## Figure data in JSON
───

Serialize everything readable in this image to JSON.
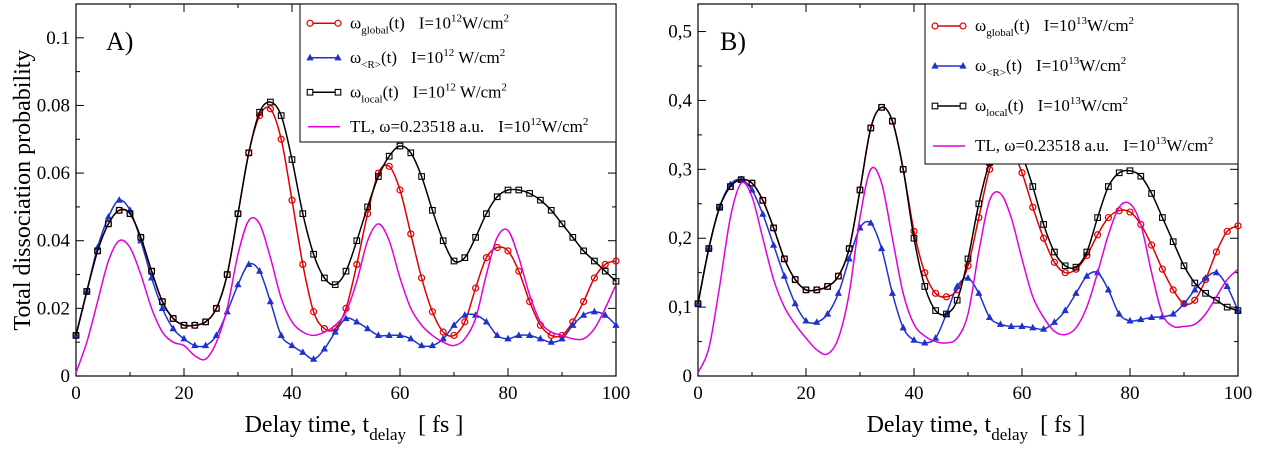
{
  "chart_data": [
    {
      "type": "line",
      "panel_label": "A)",
      "xlabel": "Delay time,  t",
      "xlabel_sub": "delay",
      "xlabel_unit": "[ fs ]",
      "ylabel": "Total dissociation probability",
      "xlim": [
        0,
        100
      ],
      "ylim": [
        0,
        0.11
      ],
      "xticks": [
        "0",
        "20",
        "40",
        "60",
        "80",
        "100"
      ],
      "yticks": [
        "0",
        "0.02",
        "0.04",
        "0.06",
        "0.08",
        "0.1"
      ],
      "legend_position": "top-right",
      "series": [
        {
          "name": "ω_global(t)   I=10^12W/cm^2",
          "legend": {
            "sym": "ω",
            "sub": "global",
            "args": "(t)",
            "pre": "I=10",
            "exp": "12",
            "post": "W/cm",
            "unit_exp": "2"
          },
          "color": "#e00000",
          "marker": "circle",
          "x": [
            0,
            2,
            4,
            6,
            8,
            10,
            12,
            14,
            16,
            18,
            20,
            22,
            24,
            26,
            28,
            30,
            32,
            34,
            36,
            38,
            40,
            42,
            44,
            46,
            48,
            50,
            52,
            54,
            56,
            58,
            60,
            62,
            64,
            66,
            68,
            70,
            72,
            74,
            76,
            78,
            80,
            82,
            84,
            86,
            88,
            90,
            92,
            94,
            96,
            98,
            100
          ],
          "y": [
            0.012,
            0.025,
            0.037,
            0.045,
            0.049,
            0.048,
            0.041,
            0.031,
            0.022,
            0.017,
            0.015,
            0.015,
            0.016,
            0.02,
            0.03,
            0.048,
            0.066,
            0.077,
            0.079,
            0.07,
            0.052,
            0.033,
            0.019,
            0.014,
            0.014,
            0.02,
            0.033,
            0.048,
            0.06,
            0.062,
            0.055,
            0.042,
            0.029,
            0.019,
            0.013,
            0.012,
            0.016,
            0.026,
            0.035,
            0.038,
            0.037,
            0.031,
            0.022,
            0.015,
            0.012,
            0.012,
            0.016,
            0.022,
            0.029,
            0.033,
            0.034
          ]
        },
        {
          "name": "ω_<R>(t)   I=10^12 W/cm^2",
          "legend": {
            "sym": "ω",
            "sub": "<R>",
            "args": "(t)",
            "pre": "I=10",
            "exp": "12",
            "post": " W/cm",
            "unit_exp": "2"
          },
          "color": "#1f32d0",
          "marker": "triangle",
          "x": [
            0,
            2,
            4,
            6,
            8,
            10,
            12,
            14,
            16,
            18,
            20,
            22,
            24,
            26,
            28,
            30,
            32,
            34,
            36,
            38,
            40,
            42,
            44,
            46,
            48,
            50,
            52,
            54,
            56,
            58,
            60,
            62,
            64,
            66,
            68,
            70,
            72,
            74,
            76,
            78,
            80,
            82,
            84,
            86,
            88,
            90,
            92,
            94,
            96,
            98,
            100
          ],
          "y": [
            0.012,
            0.025,
            0.038,
            0.047,
            0.052,
            0.049,
            0.04,
            0.029,
            0.02,
            0.014,
            0.011,
            0.009,
            0.009,
            0.012,
            0.019,
            0.027,
            0.033,
            0.031,
            0.022,
            0.012,
            0.009,
            0.007,
            0.005,
            0.008,
            0.013,
            0.017,
            0.016,
            0.014,
            0.012,
            0.012,
            0.012,
            0.011,
            0.009,
            0.009,
            0.011,
            0.015,
            0.018,
            0.018,
            0.016,
            0.012,
            0.011,
            0.012,
            0.012,
            0.011,
            0.01,
            0.011,
            0.015,
            0.018,
            0.019,
            0.018,
            0.015
          ]
        },
        {
          "name": "ω_local(t)   I=10^12 W/cm^2",
          "legend": {
            "sym": "ω",
            "sub": "local",
            "args": "(t)",
            "pre": "I=10",
            "exp": "12",
            "post": " W/cm",
            "unit_exp": "2"
          },
          "color": "#000000",
          "marker": "square",
          "x": [
            0,
            2,
            4,
            6,
            8,
            10,
            12,
            14,
            16,
            18,
            20,
            22,
            24,
            26,
            28,
            30,
            32,
            34,
            36,
            38,
            40,
            42,
            44,
            46,
            48,
            50,
            52,
            54,
            56,
            58,
            60,
            62,
            64,
            66,
            68,
            70,
            72,
            74,
            76,
            78,
            80,
            82,
            84,
            86,
            88,
            90,
            92,
            94,
            96,
            98,
            100
          ],
          "y": [
            0.012,
            0.025,
            0.037,
            0.045,
            0.049,
            0.048,
            0.041,
            0.031,
            0.022,
            0.017,
            0.015,
            0.015,
            0.016,
            0.02,
            0.03,
            0.048,
            0.066,
            0.078,
            0.081,
            0.077,
            0.064,
            0.048,
            0.036,
            0.029,
            0.027,
            0.031,
            0.04,
            0.05,
            0.059,
            0.065,
            0.068,
            0.066,
            0.059,
            0.049,
            0.04,
            0.034,
            0.035,
            0.041,
            0.048,
            0.053,
            0.055,
            0.055,
            0.054,
            0.052,
            0.049,
            0.045,
            0.041,
            0.037,
            0.034,
            0.031,
            0.028
          ]
        },
        {
          "name": "TL, ω=0.23518 a.u.    I=10^12W/cm^2",
          "legend": {
            "sym": "TL, ω=0.23518 a.u.",
            "sub": "",
            "args": "",
            "pre": "I=10",
            "exp": "12",
            "post": "W/cm",
            "unit_exp": "2"
          },
          "color": "#e000e0",
          "marker": "none",
          "x": [
            0,
            2,
            4,
            6,
            8,
            10,
            12,
            14,
            16,
            18,
            20,
            22,
            24,
            26,
            28,
            30,
            32,
            34,
            36,
            38,
            40,
            42,
            44,
            46,
            48,
            50,
            52,
            54,
            56,
            58,
            60,
            62,
            64,
            66,
            68,
            70,
            72,
            74,
            76,
            78,
            80,
            82,
            84,
            86,
            88,
            90,
            92,
            94,
            96,
            98,
            100
          ],
          "y": [
            0.001,
            0.01,
            0.022,
            0.034,
            0.04,
            0.038,
            0.03,
            0.02,
            0.013,
            0.01,
            0.009,
            0.006,
            0.005,
            0.01,
            0.02,
            0.036,
            0.046,
            0.045,
            0.035,
            0.023,
            0.016,
            0.013,
            0.012,
            0.013,
            0.015,
            0.019,
            0.028,
            0.04,
            0.045,
            0.04,
            0.029,
            0.02,
            0.015,
            0.012,
            0.01,
            0.009,
            0.011,
            0.017,
            0.03,
            0.041,
            0.043,
            0.035,
            0.024,
            0.016,
            0.013,
            0.012,
            0.011,
            0.011,
            0.014,
            0.02,
            0.027
          ]
        }
      ]
    },
    {
      "type": "line",
      "panel_label": "B)",
      "xlabel": "Delay time,  t",
      "xlabel_sub": "delay",
      "xlabel_unit": "[ fs ]",
      "ylabel": "",
      "xlim": [
        0,
        100
      ],
      "ylim": [
        0,
        0.54
      ],
      "xticks": [
        "0",
        "20",
        "40",
        "60",
        "80",
        "100"
      ],
      "yticks": [
        "0",
        "0,1",
        "0,2",
        "0,3",
        "0,4",
        "0,5"
      ],
      "legend_position": "top-right",
      "series": [
        {
          "name": "ω_global(t)   I=10^13W/cm^2",
          "legend": {
            "sym": "ω",
            "sub": "global",
            "args": "(t)",
            "pre": "I=10",
            "exp": "13",
            "post": "W/cm",
            "unit_exp": "2"
          },
          "color": "#e00000",
          "marker": "circle",
          "x": [
            0,
            2,
            4,
            6,
            8,
            10,
            12,
            14,
            16,
            18,
            20,
            22,
            24,
            26,
            28,
            30,
            32,
            34,
            36,
            38,
            40,
            42,
            44,
            46,
            48,
            50,
            52,
            54,
            56,
            58,
            60,
            62,
            64,
            66,
            68,
            70,
            72,
            74,
            76,
            78,
            80,
            82,
            84,
            86,
            88,
            90,
            92,
            94,
            96,
            98,
            100
          ],
          "y": [
            0.105,
            0.185,
            0.245,
            0.275,
            0.285,
            0.28,
            0.255,
            0.215,
            0.17,
            0.14,
            0.125,
            0.125,
            0.13,
            0.145,
            0.185,
            0.27,
            0.36,
            0.39,
            0.37,
            0.3,
            0.21,
            0.15,
            0.12,
            0.115,
            0.125,
            0.16,
            0.23,
            0.3,
            0.335,
            0.33,
            0.295,
            0.245,
            0.2,
            0.165,
            0.15,
            0.155,
            0.175,
            0.205,
            0.23,
            0.24,
            0.238,
            0.22,
            0.19,
            0.155,
            0.125,
            0.105,
            0.11,
            0.14,
            0.18,
            0.21,
            0.218
          ]
        },
        {
          "name": "ω_<R>(t)   I=10^13W/cm^2",
          "legend": {
            "sym": "ω",
            "sub": "<R>",
            "args": "(t)",
            "pre": "I=10",
            "exp": "13",
            "post": "W/cm",
            "unit_exp": "2"
          },
          "color": "#1f32d0",
          "marker": "triangle",
          "x": [
            0,
            2,
            4,
            6,
            8,
            10,
            12,
            14,
            16,
            18,
            20,
            22,
            24,
            26,
            28,
            30,
            32,
            34,
            36,
            38,
            40,
            42,
            44,
            46,
            48,
            50,
            52,
            54,
            56,
            58,
            60,
            62,
            64,
            66,
            68,
            70,
            72,
            74,
            76,
            78,
            80,
            82,
            84,
            86,
            88,
            90,
            92,
            94,
            96,
            98,
            100
          ],
          "y": [
            0.105,
            0.185,
            0.245,
            0.278,
            0.285,
            0.27,
            0.235,
            0.19,
            0.145,
            0.105,
            0.08,
            0.078,
            0.09,
            0.12,
            0.17,
            0.215,
            0.222,
            0.185,
            0.12,
            0.07,
            0.052,
            0.048,
            0.055,
            0.09,
            0.13,
            0.142,
            0.12,
            0.085,
            0.075,
            0.072,
            0.072,
            0.07,
            0.068,
            0.078,
            0.095,
            0.12,
            0.145,
            0.15,
            0.125,
            0.09,
            0.08,
            0.082,
            0.085,
            0.086,
            0.09,
            0.105,
            0.125,
            0.142,
            0.15,
            0.13,
            0.095
          ]
        },
        {
          "name": "ω_local(t)   I=10^13W/cm^2",
          "legend": {
            "sym": "ω",
            "sub": "local",
            "args": "(t)",
            "pre": "I=10",
            "exp": "13",
            "post": "W/cm",
            "unit_exp": "2"
          },
          "color": "#000000",
          "marker": "square",
          "x": [
            0,
            2,
            4,
            6,
            8,
            10,
            12,
            14,
            16,
            18,
            20,
            22,
            24,
            26,
            28,
            30,
            32,
            34,
            36,
            38,
            40,
            42,
            44,
            46,
            48,
            50,
            52,
            54,
            56,
            58,
            60,
            62,
            64,
            66,
            68,
            70,
            72,
            74,
            76,
            78,
            80,
            82,
            84,
            86,
            88,
            90,
            92,
            94,
            96,
            98,
            100
          ],
          "y": [
            0.105,
            0.185,
            0.245,
            0.275,
            0.285,
            0.28,
            0.255,
            0.215,
            0.17,
            0.14,
            0.125,
            0.125,
            0.13,
            0.145,
            0.185,
            0.27,
            0.36,
            0.39,
            0.37,
            0.3,
            0.2,
            0.13,
            0.095,
            0.09,
            0.11,
            0.17,
            0.25,
            0.31,
            0.34,
            0.342,
            0.32,
            0.275,
            0.22,
            0.18,
            0.16,
            0.158,
            0.18,
            0.23,
            0.275,
            0.295,
            0.298,
            0.29,
            0.265,
            0.23,
            0.195,
            0.16,
            0.135,
            0.12,
            0.11,
            0.1,
            0.095
          ]
        },
        {
          "name": "TL, ω=0.23518 a.u.    I=10^13W/cm^2",
          "legend": {
            "sym": "TL, ω=0.23518 a.u.",
            "sub": "",
            "args": "",
            "pre": "I=10",
            "exp": "13",
            "post": "W/cm",
            "unit_exp": "2"
          },
          "color": "#e000e0",
          "marker": "none",
          "x": [
            0,
            2,
            4,
            6,
            8,
            10,
            12,
            14,
            16,
            18,
            20,
            22,
            24,
            26,
            28,
            30,
            32,
            34,
            36,
            38,
            40,
            42,
            44,
            46,
            48,
            50,
            52,
            54,
            56,
            58,
            60,
            62,
            64,
            66,
            68,
            70,
            72,
            74,
            76,
            78,
            80,
            82,
            84,
            86,
            88,
            90,
            92,
            94,
            96,
            98,
            100
          ],
          "y": [
            0.005,
            0.04,
            0.13,
            0.23,
            0.28,
            0.26,
            0.2,
            0.14,
            0.1,
            0.075,
            0.055,
            0.038,
            0.032,
            0.055,
            0.12,
            0.23,
            0.3,
            0.28,
            0.2,
            0.12,
            0.075,
            0.058,
            0.05,
            0.048,
            0.055,
            0.09,
            0.18,
            0.255,
            0.265,
            0.23,
            0.17,
            0.115,
            0.085,
            0.065,
            0.06,
            0.07,
            0.1,
            0.15,
            0.205,
            0.245,
            0.25,
            0.22,
            0.15,
            0.09,
            0.072,
            0.072,
            0.075,
            0.09,
            0.115,
            0.14,
            0.155
          ]
        }
      ]
    }
  ]
}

───

## WHAT TO PRODUCE
Copy every line from the records above that contains the word "ylabel".

## RIGHT ANSWER
      "ylabel": "Total dissociation probability",
      "ylabel": "",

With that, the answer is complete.